State how many lines of the entries hold the string "Ocean", and nothing more.

(Chart and figure data)
****************************************

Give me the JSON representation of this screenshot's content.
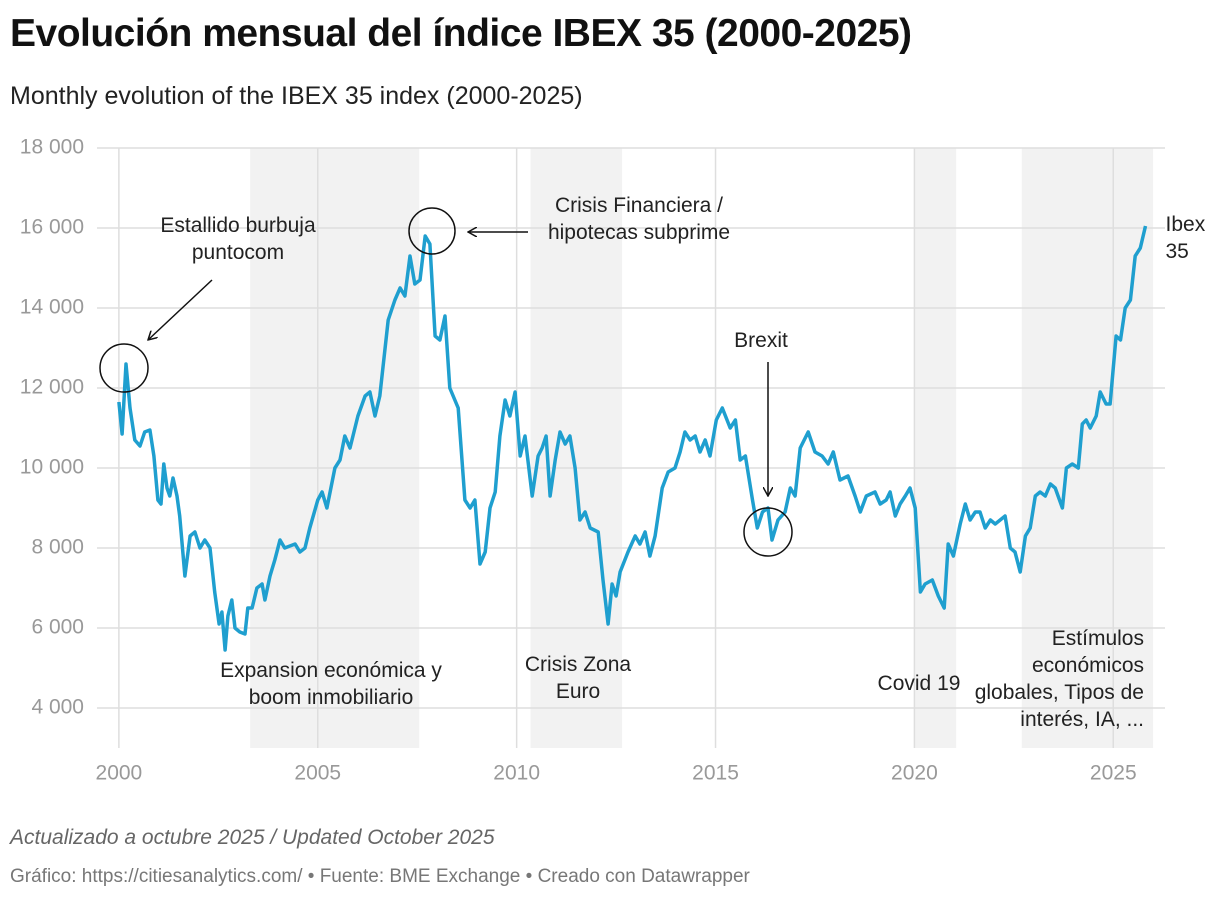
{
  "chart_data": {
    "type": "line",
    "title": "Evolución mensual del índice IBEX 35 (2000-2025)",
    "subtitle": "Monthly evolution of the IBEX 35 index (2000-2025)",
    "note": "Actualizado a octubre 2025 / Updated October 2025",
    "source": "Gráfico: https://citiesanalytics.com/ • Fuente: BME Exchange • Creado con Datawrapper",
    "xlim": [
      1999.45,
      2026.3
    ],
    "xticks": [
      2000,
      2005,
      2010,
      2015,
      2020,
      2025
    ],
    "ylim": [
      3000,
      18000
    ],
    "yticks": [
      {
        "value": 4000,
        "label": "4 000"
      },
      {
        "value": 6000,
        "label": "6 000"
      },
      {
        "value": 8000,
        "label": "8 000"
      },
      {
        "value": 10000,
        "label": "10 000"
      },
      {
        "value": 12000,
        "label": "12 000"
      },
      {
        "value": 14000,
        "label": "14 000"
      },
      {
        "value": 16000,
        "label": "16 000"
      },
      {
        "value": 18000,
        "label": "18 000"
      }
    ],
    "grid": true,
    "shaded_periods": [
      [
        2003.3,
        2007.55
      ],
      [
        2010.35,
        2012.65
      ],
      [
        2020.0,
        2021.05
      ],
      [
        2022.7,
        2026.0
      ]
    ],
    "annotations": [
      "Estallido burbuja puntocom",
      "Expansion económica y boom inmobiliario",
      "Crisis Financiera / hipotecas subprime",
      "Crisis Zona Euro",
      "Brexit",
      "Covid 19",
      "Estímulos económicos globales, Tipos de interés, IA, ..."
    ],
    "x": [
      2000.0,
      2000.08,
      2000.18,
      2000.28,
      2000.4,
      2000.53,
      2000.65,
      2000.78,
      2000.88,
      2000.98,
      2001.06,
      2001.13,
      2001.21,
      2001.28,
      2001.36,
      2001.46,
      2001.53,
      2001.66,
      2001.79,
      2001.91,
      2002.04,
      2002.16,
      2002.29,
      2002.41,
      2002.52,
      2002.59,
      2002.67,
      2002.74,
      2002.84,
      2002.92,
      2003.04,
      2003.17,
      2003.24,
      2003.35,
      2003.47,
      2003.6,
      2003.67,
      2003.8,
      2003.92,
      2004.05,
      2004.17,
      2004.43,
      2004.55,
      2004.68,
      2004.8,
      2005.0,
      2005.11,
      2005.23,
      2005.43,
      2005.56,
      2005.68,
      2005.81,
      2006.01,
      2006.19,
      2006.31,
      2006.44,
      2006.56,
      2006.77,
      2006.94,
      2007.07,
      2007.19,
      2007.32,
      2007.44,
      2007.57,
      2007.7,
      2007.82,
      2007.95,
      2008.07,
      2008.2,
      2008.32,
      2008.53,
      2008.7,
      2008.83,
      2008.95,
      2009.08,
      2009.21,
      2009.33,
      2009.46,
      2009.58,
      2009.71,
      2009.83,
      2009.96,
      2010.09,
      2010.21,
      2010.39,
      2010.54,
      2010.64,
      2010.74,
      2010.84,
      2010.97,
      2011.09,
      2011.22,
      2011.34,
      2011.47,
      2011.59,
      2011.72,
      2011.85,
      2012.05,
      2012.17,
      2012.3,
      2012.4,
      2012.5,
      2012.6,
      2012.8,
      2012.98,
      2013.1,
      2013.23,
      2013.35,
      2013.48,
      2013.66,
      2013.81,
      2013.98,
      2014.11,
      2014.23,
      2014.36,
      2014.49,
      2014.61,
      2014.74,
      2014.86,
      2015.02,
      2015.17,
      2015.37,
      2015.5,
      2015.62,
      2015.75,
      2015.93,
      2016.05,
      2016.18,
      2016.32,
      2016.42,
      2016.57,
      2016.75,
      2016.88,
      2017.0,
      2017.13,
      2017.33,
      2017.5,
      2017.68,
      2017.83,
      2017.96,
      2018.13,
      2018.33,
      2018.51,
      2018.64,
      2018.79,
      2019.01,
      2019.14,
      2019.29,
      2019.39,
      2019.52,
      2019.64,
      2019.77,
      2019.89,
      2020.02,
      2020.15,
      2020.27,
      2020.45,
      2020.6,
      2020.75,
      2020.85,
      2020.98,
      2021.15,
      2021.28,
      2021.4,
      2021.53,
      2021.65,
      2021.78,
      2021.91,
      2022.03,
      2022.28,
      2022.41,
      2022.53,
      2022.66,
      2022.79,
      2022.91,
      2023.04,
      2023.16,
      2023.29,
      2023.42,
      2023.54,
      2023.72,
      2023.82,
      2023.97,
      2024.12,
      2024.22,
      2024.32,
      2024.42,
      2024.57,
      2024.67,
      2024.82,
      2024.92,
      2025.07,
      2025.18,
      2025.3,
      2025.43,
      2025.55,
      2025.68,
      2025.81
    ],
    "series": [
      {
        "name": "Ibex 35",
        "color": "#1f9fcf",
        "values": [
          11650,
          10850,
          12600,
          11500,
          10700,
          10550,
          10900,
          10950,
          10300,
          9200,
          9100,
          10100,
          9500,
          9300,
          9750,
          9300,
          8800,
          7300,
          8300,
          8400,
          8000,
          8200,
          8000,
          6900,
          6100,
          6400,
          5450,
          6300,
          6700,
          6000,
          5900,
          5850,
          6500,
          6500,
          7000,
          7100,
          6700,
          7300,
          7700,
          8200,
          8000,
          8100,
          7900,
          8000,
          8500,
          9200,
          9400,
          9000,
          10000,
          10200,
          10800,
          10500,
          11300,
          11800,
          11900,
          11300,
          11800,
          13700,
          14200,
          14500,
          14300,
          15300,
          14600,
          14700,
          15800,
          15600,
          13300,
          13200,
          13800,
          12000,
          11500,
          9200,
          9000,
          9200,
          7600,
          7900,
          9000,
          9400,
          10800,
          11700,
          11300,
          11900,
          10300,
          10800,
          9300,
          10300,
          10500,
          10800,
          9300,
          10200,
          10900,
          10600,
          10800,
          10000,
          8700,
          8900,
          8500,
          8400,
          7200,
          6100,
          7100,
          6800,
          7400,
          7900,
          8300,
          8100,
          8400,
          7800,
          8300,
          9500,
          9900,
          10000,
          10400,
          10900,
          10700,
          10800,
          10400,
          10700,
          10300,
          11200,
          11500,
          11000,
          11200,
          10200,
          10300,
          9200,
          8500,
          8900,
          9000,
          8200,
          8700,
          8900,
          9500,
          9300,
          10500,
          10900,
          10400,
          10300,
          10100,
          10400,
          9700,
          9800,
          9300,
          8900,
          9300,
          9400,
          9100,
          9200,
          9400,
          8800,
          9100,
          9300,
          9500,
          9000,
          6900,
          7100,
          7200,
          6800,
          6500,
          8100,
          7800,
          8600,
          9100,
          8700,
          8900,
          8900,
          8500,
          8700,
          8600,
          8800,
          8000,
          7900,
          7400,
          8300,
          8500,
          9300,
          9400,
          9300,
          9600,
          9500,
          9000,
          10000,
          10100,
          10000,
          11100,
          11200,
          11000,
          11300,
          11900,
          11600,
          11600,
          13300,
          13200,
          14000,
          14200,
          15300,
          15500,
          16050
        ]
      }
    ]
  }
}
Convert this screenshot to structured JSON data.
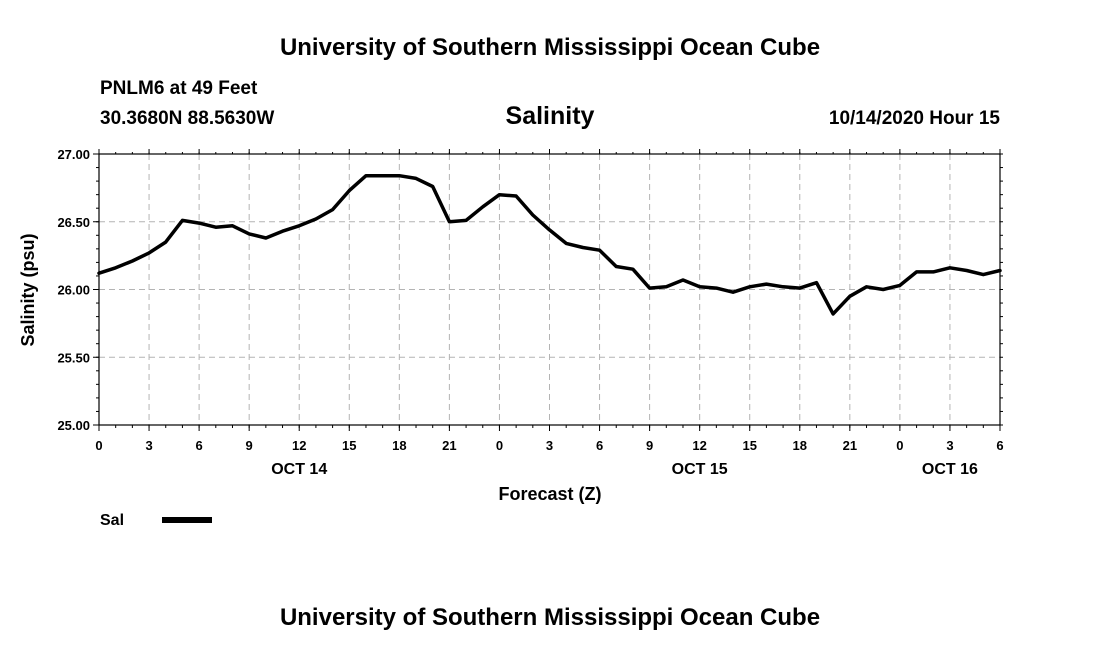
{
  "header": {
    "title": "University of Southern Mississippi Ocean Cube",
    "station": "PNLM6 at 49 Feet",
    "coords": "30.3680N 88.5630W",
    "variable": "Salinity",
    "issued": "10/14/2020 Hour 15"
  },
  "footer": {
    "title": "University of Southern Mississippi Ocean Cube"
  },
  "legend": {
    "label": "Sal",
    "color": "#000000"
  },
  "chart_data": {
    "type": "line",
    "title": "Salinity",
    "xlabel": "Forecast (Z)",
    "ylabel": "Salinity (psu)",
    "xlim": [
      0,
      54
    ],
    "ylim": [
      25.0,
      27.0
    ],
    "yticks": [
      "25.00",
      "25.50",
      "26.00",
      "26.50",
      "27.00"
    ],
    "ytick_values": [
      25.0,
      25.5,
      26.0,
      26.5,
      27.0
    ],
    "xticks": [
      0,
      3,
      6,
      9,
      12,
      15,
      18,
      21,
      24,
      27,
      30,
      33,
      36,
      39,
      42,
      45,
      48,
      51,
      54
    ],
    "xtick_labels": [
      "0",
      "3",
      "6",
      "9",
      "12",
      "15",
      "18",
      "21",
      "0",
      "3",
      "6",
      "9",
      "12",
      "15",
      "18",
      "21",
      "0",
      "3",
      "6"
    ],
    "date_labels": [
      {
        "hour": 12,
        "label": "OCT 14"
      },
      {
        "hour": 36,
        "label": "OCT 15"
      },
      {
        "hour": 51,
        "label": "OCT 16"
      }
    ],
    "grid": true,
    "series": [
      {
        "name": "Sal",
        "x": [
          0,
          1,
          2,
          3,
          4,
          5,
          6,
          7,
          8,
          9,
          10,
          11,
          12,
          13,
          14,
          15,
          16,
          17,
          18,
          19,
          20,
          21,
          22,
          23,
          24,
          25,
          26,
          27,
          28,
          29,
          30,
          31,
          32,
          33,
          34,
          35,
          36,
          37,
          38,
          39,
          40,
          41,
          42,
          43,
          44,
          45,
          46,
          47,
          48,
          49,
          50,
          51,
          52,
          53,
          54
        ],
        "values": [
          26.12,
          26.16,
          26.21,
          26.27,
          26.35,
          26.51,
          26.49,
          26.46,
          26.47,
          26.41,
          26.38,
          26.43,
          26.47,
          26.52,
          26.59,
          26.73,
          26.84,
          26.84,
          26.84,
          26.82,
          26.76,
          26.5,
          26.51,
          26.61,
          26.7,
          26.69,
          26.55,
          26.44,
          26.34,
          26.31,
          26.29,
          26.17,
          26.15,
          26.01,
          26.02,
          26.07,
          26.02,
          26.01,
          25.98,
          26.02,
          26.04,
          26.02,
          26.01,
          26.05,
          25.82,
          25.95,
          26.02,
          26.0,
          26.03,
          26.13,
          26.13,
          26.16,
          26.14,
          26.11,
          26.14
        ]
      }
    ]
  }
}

****************************************

▸ **Exercise answer**
2